**Bereitgestelltes Material:**
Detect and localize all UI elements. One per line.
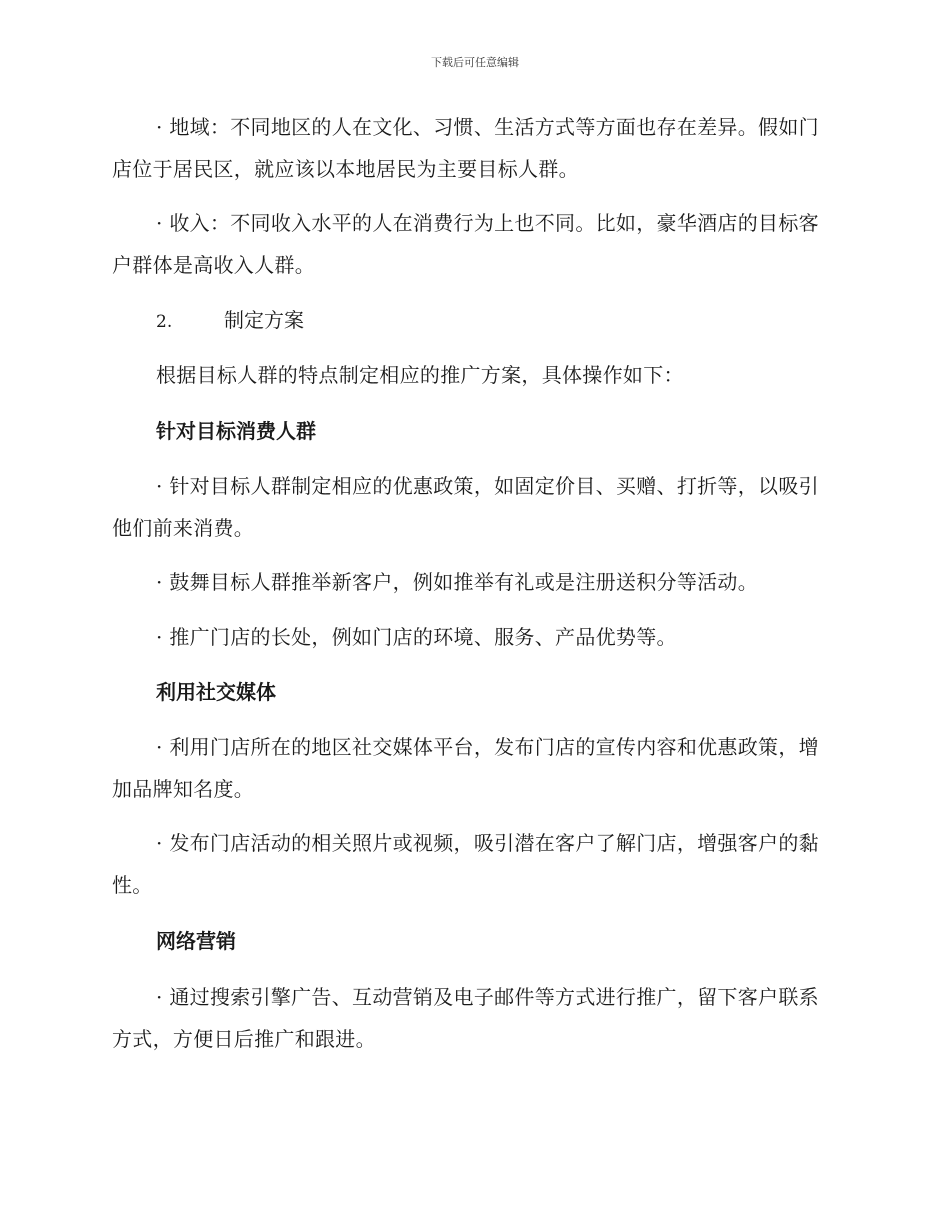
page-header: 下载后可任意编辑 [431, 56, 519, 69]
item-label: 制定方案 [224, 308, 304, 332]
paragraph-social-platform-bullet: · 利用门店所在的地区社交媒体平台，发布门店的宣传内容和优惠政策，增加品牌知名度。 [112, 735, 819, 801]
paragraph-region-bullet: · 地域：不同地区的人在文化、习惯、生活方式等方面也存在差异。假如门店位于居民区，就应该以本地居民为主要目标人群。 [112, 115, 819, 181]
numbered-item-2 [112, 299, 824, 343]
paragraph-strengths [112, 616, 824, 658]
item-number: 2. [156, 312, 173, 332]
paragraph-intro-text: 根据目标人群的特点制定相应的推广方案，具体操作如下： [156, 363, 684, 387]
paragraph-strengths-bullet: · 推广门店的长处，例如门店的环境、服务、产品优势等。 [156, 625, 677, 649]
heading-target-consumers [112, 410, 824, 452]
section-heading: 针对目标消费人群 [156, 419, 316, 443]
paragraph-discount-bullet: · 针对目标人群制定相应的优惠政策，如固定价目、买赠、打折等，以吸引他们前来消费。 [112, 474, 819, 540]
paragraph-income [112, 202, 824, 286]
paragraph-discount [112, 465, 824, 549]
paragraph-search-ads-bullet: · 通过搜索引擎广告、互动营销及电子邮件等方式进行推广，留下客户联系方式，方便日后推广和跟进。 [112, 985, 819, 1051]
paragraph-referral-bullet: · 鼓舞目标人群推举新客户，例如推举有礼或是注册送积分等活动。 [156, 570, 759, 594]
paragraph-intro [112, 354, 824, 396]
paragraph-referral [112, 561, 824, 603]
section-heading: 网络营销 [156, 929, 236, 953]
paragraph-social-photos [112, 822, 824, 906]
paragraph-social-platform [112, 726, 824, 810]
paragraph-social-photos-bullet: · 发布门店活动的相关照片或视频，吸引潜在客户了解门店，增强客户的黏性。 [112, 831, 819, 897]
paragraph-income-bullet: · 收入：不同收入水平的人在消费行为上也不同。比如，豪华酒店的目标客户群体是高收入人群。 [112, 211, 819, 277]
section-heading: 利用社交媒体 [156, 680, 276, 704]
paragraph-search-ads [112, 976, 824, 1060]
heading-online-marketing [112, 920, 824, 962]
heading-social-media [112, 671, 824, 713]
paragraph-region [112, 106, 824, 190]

**Gestellte Aufgabe:**
Aktualisiere sämtliche Einträge, indem du „门店“ überall durch „店铺“ ersetzt und alles andere unverändert wiedergibst. Lass die Bilder dabei weg.

**Lösung der Aufgabe:**
Detect and localize all UI elements. One per line.
page-header: 下载后可任意编辑 [431, 56, 519, 69]
item-label: 制定方案 [224, 308, 304, 332]
paragraph-social-platform-bullet: · 利用店铺所在的地区社交媒体平台，发布店铺的宣传内容和优惠政策，增加品牌知名度。 [112, 735, 819, 801]
paragraph-region-bullet: · 地域：不同地区的人在文化、习惯、生活方式等方面也存在差异。假如店铺位于居民区，就应该以本地居民为主要目标人群。 [112, 115, 819, 181]
numbered-item-2 [112, 299, 824, 343]
paragraph-strengths [112, 616, 824, 658]
item-number: 2. [156, 312, 173, 332]
paragraph-intro-text: 根据目标人群的特点制定相应的推广方案，具体操作如下： [156, 363, 684, 387]
paragraph-strengths-bullet: · 推广店铺的长处，例如店铺的环境、服务、产品优势等。 [156, 625, 677, 649]
heading-target-consumers [112, 410, 824, 452]
section-heading: 针对目标消费人群 [156, 419, 316, 443]
paragraph-discount-bullet: · 针对目标人群制定相应的优惠政策，如固定价目、买赠、打折等，以吸引他们前来消费。 [112, 474, 819, 540]
paragraph-income [112, 202, 824, 286]
paragraph-discount [112, 465, 824, 549]
paragraph-search-ads-bullet: · 通过搜索引擎广告、互动营销及电子邮件等方式进行推广，留下客户联系方式，方便日后推广和跟进。 [112, 985, 819, 1051]
paragraph-referral-bullet: · 鼓舞目标人群推举新客户，例如推举有礼或是注册送积分等活动。 [156, 570, 759, 594]
paragraph-intro [112, 354, 824, 396]
paragraph-referral [112, 561, 824, 603]
section-heading: 网络营销 [156, 929, 236, 953]
paragraph-social-photos [112, 822, 824, 906]
paragraph-social-platform [112, 726, 824, 810]
paragraph-social-photos-bullet: · 发布店铺活动的相关照片或视频，吸引潜在客户了解店铺，增强客户的黏性。 [112, 831, 819, 897]
paragraph-income-bullet: · 收入：不同收入水平的人在消费行为上也不同。比如，豪华酒店的目标客户群体是高收入人群。 [112, 211, 819, 277]
section-heading: 利用社交媒体 [156, 680, 276, 704]
paragraph-search-ads [112, 976, 824, 1060]
heading-online-marketing [112, 920, 824, 962]
heading-social-media [112, 671, 824, 713]
paragraph-region [112, 106, 824, 190]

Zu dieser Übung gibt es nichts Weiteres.